Written request →
Exactly as they appear, output all of the entries.

Given entries →
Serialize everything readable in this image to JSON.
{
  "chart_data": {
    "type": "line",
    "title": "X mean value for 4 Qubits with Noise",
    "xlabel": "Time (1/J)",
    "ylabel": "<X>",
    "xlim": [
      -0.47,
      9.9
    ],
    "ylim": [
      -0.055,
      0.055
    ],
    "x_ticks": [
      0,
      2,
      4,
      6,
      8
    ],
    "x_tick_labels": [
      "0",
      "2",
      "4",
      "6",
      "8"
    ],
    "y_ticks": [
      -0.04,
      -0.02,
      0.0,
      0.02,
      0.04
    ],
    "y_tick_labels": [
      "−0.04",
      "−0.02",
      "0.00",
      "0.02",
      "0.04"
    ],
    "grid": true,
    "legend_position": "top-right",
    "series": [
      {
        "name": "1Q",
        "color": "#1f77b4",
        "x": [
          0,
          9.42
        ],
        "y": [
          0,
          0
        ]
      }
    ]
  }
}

Result for this exercise →
Serialize everything readable in this image to JSON.
{
  "chart_data": {
    "type": "line",
    "title": "X mean value for 4 Qubits with Noise",
    "xlabel": "Time (1/J)",
    "ylabel": "<X>",
    "xlim": [
      -0.47,
      9.9
    ],
    "ylim": [
      -0.055,
      0.055
    ],
    "x_ticks": [
      0,
      2,
      4,
      6,
      8
    ],
    "x_tick_labels": [
      "0",
      "2",
      "4",
      "6",
      "8"
    ],
    "y_ticks": [
      -0.04,
      -0.02,
      0.0,
      0.02,
      0.04
    ],
    "y_tick_labels": [
      "−0.04",
      "−0.02",
      "0.00",
      "0.02",
      "0.04"
    ],
    "grid": true,
    "legend_position": "top-right",
    "series": [
      {
        "name": "1Q",
        "color": "#1f77b4",
        "x": [
          0,
          9.42
        ],
        "y": [
          0,
          0
        ]
      }
    ]
  }
}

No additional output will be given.